■ **The problem**:
Can you return the passage about everyday contradictions and our unsustainable existence, word for word and in full?

::: Excerpted passage :::

The choice is not black or white. A bit of schizophrenia seems necessary. Not just for understanding the world but also for looking at your own life. Most days I will eat a banana or something with chocolate from Africa. I probably use some palm oil from Indonesia now and then and coffee from God knows where, but certainly not nearby. My office printer runs on FSC paper. I use uranium imported from Niger, transformed by nuclear power plants into the electricity that powers my train. I have made more flights in my life than a fair share would allow me to. Call me a hypocrite, but I can and will not shut my mouth about our unsustainable existence. If only the Gandhis and modern hermits have the right to speak about our environmental problems, it is gonna be damn quiet on our collective walk towards the abyss.
These contradictions will not surprise the psychologists among us. They know that behavior and knowledge are miles apart. Harald Welzer wrote fascinating things about mass psychology, both about Holocaust denial by Germans in its midst, and the popular denial of a climate breakdown and the sixth mass extinction happening all around us in the present day. According to Welzer, it is totally absurd to think that people’s thinking and actions align:
Ninety-five percent of what we do is also embedded in the infrastructure of our daily habits and routines. We do not think about it anymore. There are not always the circumstances to behave in accordance with our conviction because we have several functions to fulfill. I have to answer different requirements for my profession, others for my family and still others for my relaxation.
I am with Welzer in believing that if we want a truly big change, we cannot just count on educating people with knowledge. If that only impacts 5 percent of what we do, it’s just not effective enough.

::: Information supplied :::

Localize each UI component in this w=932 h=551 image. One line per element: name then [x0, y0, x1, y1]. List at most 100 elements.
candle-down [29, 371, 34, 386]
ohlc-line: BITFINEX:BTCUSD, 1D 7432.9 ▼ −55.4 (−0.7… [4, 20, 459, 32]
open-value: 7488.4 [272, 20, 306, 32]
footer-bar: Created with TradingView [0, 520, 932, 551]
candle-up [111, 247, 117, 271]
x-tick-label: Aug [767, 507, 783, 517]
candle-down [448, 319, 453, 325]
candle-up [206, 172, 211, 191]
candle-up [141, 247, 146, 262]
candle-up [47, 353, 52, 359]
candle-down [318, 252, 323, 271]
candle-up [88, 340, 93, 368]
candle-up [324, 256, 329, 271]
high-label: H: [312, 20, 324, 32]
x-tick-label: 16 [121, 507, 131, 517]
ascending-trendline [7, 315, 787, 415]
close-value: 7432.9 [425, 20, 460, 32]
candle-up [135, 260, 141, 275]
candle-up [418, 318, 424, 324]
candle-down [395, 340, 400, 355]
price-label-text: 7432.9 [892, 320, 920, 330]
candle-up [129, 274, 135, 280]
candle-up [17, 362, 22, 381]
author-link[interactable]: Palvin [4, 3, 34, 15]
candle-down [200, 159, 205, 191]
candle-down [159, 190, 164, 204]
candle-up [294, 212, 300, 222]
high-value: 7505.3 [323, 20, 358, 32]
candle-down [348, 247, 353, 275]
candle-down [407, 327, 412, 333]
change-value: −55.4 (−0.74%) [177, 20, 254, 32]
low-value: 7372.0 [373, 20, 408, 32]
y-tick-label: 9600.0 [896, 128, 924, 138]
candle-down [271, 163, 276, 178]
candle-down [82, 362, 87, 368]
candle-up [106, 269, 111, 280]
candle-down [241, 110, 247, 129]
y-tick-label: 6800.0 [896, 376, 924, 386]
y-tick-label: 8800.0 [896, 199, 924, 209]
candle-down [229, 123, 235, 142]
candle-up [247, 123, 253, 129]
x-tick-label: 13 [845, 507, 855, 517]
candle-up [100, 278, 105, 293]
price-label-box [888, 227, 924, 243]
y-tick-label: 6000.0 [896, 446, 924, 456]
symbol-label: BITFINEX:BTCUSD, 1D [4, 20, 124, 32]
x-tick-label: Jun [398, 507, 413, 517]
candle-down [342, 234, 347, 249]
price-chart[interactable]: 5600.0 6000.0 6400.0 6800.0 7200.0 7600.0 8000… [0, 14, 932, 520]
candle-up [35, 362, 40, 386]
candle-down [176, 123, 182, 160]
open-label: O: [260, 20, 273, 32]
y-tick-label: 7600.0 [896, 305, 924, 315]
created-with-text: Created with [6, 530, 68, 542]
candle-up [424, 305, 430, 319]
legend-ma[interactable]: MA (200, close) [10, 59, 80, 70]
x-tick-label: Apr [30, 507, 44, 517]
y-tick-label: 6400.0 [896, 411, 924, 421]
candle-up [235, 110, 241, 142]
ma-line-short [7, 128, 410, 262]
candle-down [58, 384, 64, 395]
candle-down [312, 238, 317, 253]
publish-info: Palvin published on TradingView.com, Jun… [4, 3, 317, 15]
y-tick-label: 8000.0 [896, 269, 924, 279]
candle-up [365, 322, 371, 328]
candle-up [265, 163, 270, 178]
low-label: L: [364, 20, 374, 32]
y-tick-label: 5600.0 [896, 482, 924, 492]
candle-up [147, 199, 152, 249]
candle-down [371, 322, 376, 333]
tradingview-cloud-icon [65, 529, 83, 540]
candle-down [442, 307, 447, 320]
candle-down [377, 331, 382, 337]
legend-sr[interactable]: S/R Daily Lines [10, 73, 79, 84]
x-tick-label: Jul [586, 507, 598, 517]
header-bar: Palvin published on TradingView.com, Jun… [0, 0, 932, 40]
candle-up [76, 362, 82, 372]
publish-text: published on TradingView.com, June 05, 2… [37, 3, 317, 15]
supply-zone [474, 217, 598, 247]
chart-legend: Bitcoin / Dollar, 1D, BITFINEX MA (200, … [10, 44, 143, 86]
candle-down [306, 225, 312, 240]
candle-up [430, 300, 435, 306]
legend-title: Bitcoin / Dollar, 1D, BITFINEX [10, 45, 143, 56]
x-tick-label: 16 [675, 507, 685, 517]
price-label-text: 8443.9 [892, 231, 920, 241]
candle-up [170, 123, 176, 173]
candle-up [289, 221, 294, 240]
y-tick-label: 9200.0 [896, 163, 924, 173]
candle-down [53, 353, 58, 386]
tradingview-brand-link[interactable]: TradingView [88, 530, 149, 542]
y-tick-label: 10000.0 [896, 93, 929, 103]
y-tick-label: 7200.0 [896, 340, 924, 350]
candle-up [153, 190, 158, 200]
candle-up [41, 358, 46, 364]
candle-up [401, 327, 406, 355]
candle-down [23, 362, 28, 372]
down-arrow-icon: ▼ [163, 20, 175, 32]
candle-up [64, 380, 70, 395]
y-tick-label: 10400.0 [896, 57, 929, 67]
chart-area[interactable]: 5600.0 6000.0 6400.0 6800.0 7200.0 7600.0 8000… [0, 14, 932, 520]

:::

■ **Your solution**:
The choice is not black or white. A bit of schizophrenia seems necessary. Not just for understanding the world but also for looking at your own life. Most days I will eat a banana or something with chocolate from Africa. I probably use some palm oil from Indonesia now and then and coffee from God knows where, but certainly not nearby. My office printer runs on FSC paper. I use uranium imported from Niger, transformed by nuclear power plants into the electricity that powers my train. I have made more flights in my life than a fair share would allow me to. Call me a hypocrite, but I can and will not shut my mouth about our unsustainable existence. If only the Gandhis and modern hermits have the right to speak about our environmental problems, it is gonna be damn quiet on our collective walk towards the abyss.
These contradictions will not surprise the psychologists among us. They know that behavior and knowledge are miles apart. Harald Welzer wrote fascinating things about mass psychology, both about Holocaust denial by Germans in its midst, and the popular denial of a climate breakdown and the sixth mass extinction happening all around us in the present day. According to Welzer, it is totally absurd to think that people’s thinking and actions align:
Ninety-five percent of what we do is also embedded in the infrastructure of our daily habits and routines. We do not think about it anymore. There are not always the circumstances to behave in accordance with our conviction because we have several functions to fulfill. I have to answer different requirements for my profession, others for my family and still others for my relaxation.
I am with Welzer in believing that if we want a truly big change, we cannot just count on educating people with knowledge. If that only impacts 5 percent of what we do, it’s just not effective enough.